**Instructions to follow:** Which lines in the records below contain the word "this"? Copy each of them.

**Information given:**

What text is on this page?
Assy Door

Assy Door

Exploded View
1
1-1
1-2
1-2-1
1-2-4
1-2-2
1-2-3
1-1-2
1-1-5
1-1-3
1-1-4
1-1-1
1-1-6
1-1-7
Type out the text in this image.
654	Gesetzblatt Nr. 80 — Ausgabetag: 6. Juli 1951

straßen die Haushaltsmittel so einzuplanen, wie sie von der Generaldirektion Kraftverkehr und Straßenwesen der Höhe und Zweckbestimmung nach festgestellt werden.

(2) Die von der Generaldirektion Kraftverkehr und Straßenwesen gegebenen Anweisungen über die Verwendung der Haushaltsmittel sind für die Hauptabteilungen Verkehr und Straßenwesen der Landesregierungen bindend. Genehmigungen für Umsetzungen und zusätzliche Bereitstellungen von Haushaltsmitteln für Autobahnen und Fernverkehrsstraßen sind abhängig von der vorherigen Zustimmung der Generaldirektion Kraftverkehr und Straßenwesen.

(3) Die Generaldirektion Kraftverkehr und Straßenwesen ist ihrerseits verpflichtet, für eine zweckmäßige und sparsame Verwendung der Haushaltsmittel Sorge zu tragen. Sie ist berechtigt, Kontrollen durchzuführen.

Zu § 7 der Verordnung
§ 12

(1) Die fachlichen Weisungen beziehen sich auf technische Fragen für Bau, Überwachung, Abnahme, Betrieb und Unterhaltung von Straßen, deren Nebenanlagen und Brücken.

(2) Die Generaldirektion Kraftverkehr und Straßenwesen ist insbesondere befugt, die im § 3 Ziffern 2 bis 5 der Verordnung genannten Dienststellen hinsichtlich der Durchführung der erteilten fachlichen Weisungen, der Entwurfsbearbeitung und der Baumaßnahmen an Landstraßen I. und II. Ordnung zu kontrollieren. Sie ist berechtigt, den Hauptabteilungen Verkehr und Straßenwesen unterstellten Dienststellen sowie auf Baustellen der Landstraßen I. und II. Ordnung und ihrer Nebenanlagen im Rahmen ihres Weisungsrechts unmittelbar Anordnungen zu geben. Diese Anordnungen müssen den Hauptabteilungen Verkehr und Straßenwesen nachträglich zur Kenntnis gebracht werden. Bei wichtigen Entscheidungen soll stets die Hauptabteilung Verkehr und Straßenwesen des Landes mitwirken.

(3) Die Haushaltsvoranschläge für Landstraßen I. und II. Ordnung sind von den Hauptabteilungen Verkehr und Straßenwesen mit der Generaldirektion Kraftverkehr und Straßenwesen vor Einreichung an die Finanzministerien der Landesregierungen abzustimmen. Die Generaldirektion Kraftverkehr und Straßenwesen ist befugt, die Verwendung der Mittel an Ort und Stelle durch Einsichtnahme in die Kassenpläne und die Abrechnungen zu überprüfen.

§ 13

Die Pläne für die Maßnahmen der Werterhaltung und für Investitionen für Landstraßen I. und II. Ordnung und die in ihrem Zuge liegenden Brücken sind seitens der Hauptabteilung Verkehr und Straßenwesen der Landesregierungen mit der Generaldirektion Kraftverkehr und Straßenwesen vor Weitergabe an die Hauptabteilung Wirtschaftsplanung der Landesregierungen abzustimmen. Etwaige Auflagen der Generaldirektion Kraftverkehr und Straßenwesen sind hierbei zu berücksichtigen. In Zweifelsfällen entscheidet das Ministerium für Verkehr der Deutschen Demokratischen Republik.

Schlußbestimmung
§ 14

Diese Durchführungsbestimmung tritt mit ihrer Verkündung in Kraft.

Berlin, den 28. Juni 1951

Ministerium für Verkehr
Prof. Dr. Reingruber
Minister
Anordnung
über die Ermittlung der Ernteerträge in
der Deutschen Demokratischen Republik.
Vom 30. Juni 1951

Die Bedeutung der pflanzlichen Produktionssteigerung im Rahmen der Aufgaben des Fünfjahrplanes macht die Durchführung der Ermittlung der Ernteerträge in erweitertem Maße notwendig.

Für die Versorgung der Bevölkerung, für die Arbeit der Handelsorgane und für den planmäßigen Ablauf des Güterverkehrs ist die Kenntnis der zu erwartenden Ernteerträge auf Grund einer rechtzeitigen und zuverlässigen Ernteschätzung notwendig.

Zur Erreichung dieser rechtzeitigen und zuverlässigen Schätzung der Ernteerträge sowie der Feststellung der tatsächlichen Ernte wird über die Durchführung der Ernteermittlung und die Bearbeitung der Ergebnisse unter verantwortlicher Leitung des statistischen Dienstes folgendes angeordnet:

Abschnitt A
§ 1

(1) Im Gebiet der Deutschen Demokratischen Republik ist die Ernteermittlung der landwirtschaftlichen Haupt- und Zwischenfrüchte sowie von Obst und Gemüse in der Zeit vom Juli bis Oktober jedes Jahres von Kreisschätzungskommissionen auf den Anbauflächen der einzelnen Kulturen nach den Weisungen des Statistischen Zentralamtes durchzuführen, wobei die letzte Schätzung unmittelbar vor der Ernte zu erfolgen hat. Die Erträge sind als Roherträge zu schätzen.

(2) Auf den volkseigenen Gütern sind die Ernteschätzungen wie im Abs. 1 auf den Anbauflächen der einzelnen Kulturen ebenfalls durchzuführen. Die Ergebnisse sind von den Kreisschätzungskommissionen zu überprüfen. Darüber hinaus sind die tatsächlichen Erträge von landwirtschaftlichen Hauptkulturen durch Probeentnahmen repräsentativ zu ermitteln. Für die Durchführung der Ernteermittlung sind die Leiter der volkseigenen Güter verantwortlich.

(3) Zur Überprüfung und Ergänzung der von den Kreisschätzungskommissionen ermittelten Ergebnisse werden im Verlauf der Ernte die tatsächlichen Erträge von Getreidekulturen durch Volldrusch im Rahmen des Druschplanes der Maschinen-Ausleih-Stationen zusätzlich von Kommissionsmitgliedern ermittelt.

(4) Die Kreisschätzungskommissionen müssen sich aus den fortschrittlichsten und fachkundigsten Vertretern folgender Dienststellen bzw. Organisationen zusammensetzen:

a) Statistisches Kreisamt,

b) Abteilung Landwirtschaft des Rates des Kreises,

**Reply:**
What text is on this page?
Type out the text in this image.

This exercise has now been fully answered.